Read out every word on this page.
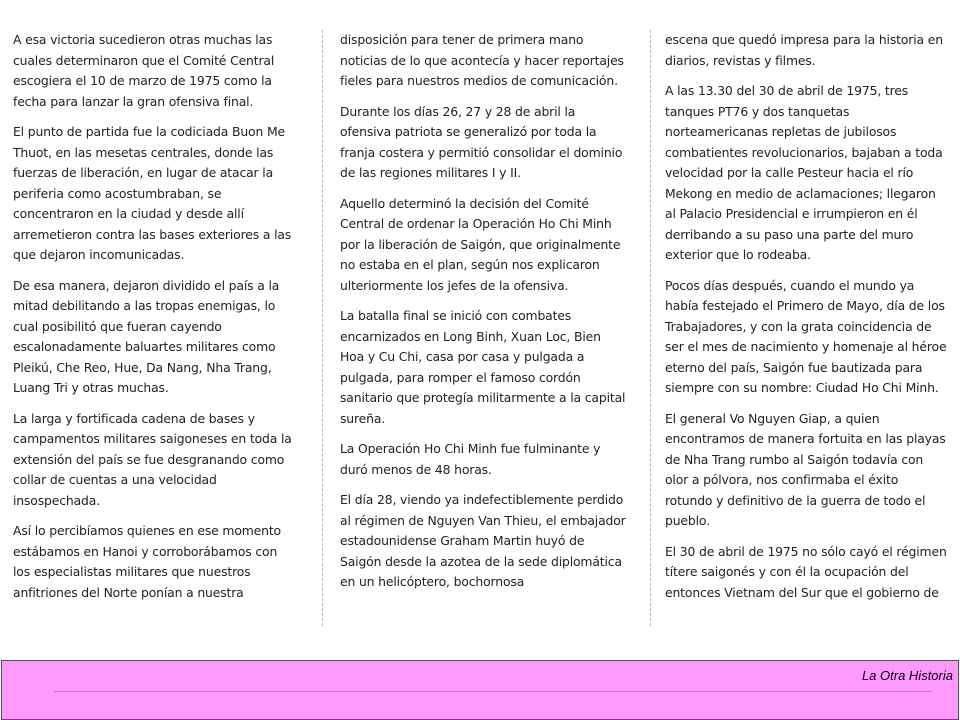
A esa victoria sucedieron otras muchas las cuales determinaron que el Comité Central escogiera el 10 de marzo de 1975 como la fecha para lanzar la gran ofensiva final.

El punto de partida fue la codiciada Buon Me Thuot, en las mesetas centrales, donde las fuerzas de liberación, en lugar de atacar la periferia como acostumbraban, se concentraron en la ciudad y desde allí arremetieron contra las bases exteriores a las que dejaron incomunicadas.

De esa manera, dejaron dividido el país a la mitad debilitando a las tropas enemigas, lo cual posibilitó que fueran cayendo escalonadamente baluartes militares como Pleikú, Che Reo, Hue, Da Nang, Nha Trang, Luang Tri y otras muchas.

La larga y fortificada cadena de bases y campamentos militares saigoneses en toda la extensión del país se fue desgranando como collar de cuentas a una velocidad insospechada.

Así lo percibíamos quienes en ese momento estábamos en Hanoi y corroborábamos con los especialistas militares que nuestros anfitriones del Norte ponían a nuestra

disposición para tener de primera mano noticias de lo que acontecía y hacer reportajes fieles para nuestros medios de comunicación.

Durante los días 26, 27 y 28 de abril la ofensiva patriota se generalizó por toda la franja costera y permitió consolidar el dominio de las regiones militares I y II.

Aquello determinó la decisión del Comité Central de ordenar la Operación Ho Chi Minh por la liberación de Saigón, que originalmente no estaba en el plan, según nos explicaron ulteriormente los jefes de la ofensiva.

La batalla final se inició con combates encarnizados en Long Binh, Xuan Loc, Bien Hoa y Cu Chi, casa por casa y pulgada a pulgada, para romper el famoso cordón sanitario que protegía militarmente a la capital sureña.

La Operación Ho Chi Minh fue fulminante y duró menos de 48 horas.

El día 28, viendo ya indefectiblemente perdido al régimen de Nguyen Van Thieu, el embajador estadounidense Graham Martin huyó de Saigón desde la azotea de la sede diplomática en un helicóptero, bochornosa

escena que quedó impresa para la historia en diarios, revistas y filmes.

A las 13.30 del 30 de abril de 1975, tres tanques PT76 y dos tanquetas norteamericanas repletas de jubilosos combatientes revolucionarios, bajaban a toda velocidad por la calle Pesteur hacia el río Mekong en medio de aclamaciones; llegaron al Palacio Presidencial e irrumpieron en él derribando a su paso una parte del muro exterior que lo rodeaba.

Pocos días después, cuando el mundo ya había festejado el Primero de Mayo, día de los Trabajadores, y con la grata coincidencia de ser el mes de nacimiento y homenaje al héroe eterno del país, Saigón fue bautizada para siempre con su nombre: Ciudad Ho Chi Minh.

El general Vo Nguyen Giap, a quien encontramos de manera fortuita en las playas de Nha Trang rumbo al Saigón todavía con olor a pólvora, nos confirmaba el éxito rotundo y definitivo de la guerra de todo el pueblo.

El 30 de abril de 1975 no sólo cayó el régimen títere saigonés y con él la ocupación del entonces Vietnam del Sur que el gobierno de

La Otra Historia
****
[TO DO] The listing above needs to be output again exactly. Don't include the pictures.

[RESULT OF THIS EXERCISE]
Read out every word on this page.
A esa victoria sucedieron otras muchas las cuales determinaron que el Comité Central escogiera el 10 de marzo de 1975 como la fecha para lanzar la gran ofensiva final.

El punto de partida fue la codiciada Buon Me Thuot, en las mesetas centrales, donde las fuerzas de liberación, en lugar de atacar la periferia como acostumbraban, se concentraron en la ciudad y desde allí arremetieron contra las bases exteriores a las que dejaron incomunicadas.

De esa manera, dejaron dividido el país a la mitad debilitando a las tropas enemigas, lo cual posibilitó que fueran cayendo escalonadamente baluartes militares como Pleikú, Che Reo, Hue, Da Nang, Nha Trang, Luang Tri y otras muchas.

La larga y fortificada cadena de bases y campamentos militares saigoneses en toda la extensión del país se fue desgranando como collar de cuentas a una velocidad insospechada.

Así lo percibíamos quienes en ese momento estábamos en Hanoi y corroborábamos con los especialistas militares que nuestros anfitriones del Norte ponían a nuestra

disposición para tener de primera mano noticias de lo que acontecía y hacer reportajes fieles para nuestros medios de comunicación.

Durante los días 26, 27 y 28 de abril la ofensiva patriota se generalizó por toda la franja costera y permitió consolidar el dominio de las regiones militares I y II.

Aquello determinó la decisión del Comité Central de ordenar la Operación Ho Chi Minh por la liberación de Saigón, que originalmente no estaba en el plan, según nos explicaron ulteriormente los jefes de la ofensiva.

La batalla final se inició con combates encarnizados en Long Binh, Xuan Loc, Bien Hoa y Cu Chi, casa por casa y pulgada a pulgada, para romper el famoso cordón sanitario que protegía militarmente a la capital sureña.

La Operación Ho Chi Minh fue fulminante y duró menos de 48 horas.

El día 28, viendo ya indefectiblemente perdido al régimen de Nguyen Van Thieu, el embajador estadounidense Graham Martin huyó de Saigón desde la azotea de la sede diplomática en un helicóptero, bochornosa

escena que quedó impresa para la historia en diarios, revistas y filmes.

A las 13.30 del 30 de abril de 1975, tres tanques PT76 y dos tanquetas norteamericanas repletas de jubilosos combatientes revolucionarios, bajaban a toda velocidad por la calle Pesteur hacia el río Mekong en medio de aclamaciones; llegaron al Palacio Presidencial e irrumpieron en él derribando a su paso una parte del muro exterior que lo rodeaba.

Pocos días después, cuando el mundo ya había festejado el Primero de Mayo, día de los Trabajadores, y con la grata coincidencia de ser el mes de nacimiento y homenaje al héroe eterno del país, Saigón fue bautizada para siempre con su nombre: Ciudad Ho Chi Minh.

El general Vo Nguyen Giap, a quien encontramos de manera fortuita en las playas de Nha Trang rumbo al Saigón todavía con olor a pólvora, nos confirmaba el éxito rotundo y definitivo de la guerra de todo el pueblo.

El 30 de abril de 1975 no sólo cayó el régimen títere saigonés y con él la ocupación del entonces Vietnam del Sur que el gobierno de

La Otra Historia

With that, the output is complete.